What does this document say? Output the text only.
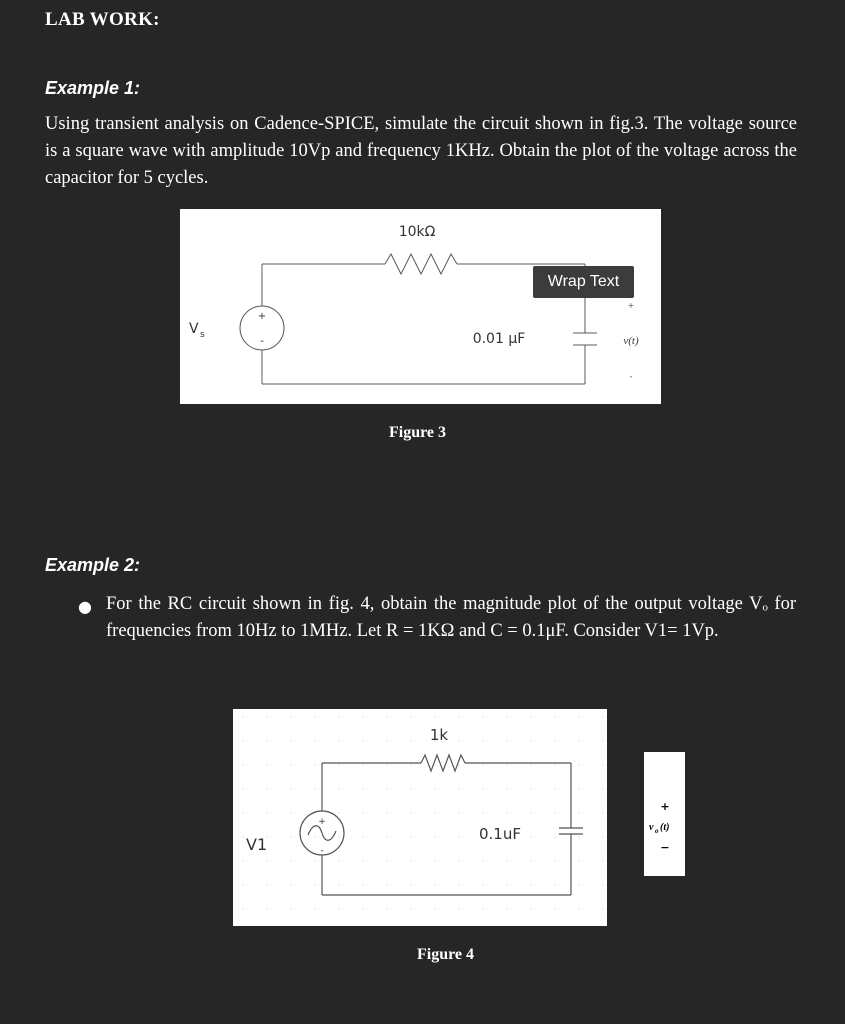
LAB WORK:
Example 1:
Using transient analysis on Cadence-SPICE, simulate the circuit shown in fig.3. The voltage source is a square wave with amplitude 10Vp and frequency 1KHz. Obtain the plot of the voltage across the capacitor for 5 cycles.
10kΩ
0.01 μF
V s
+
-
+
v(t)
-
Wrap Text
Figure 3
Example 2:
● For the RC circuit shown in fig. 4, obtain the magnitude plot of the output voltage Vₒ for frequencies from 10Hz to 1MHz. Let R = 1KΩ and C = 0.1μF. Consider V1= 1Vp.
1k
0.1uF
V1
+
-
+
v o (t)
−
Figure 4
__________
- _Instructions to follow_:
Give back each entry exactly as it appears, with no pictures.

- _Answer below_:
What does this document say? Output the text only.
LAB WORK:
Example 1:
Using transient analysis on Cadence-SPICE, simulate the circuit shown in fig.3. The voltage source is a square wave with amplitude 10Vp and frequency 1KHz. Obtain the plot of the voltage across the capacitor for 5 cycles.
10kΩ
0.01 μF
V s
+
-
+
v(t)
-
Wrap Text
Figure 3
Example 2:
● For the RC circuit shown in fig. 4, obtain the magnitude plot of the output voltage Vₒ for frequencies from 10Hz to 1MHz. Let R = 1KΩ and C = 0.1μF. Consider V1= 1Vp.
1k
0.1uF
V1
+
-
+
v o (t)
−
Figure 4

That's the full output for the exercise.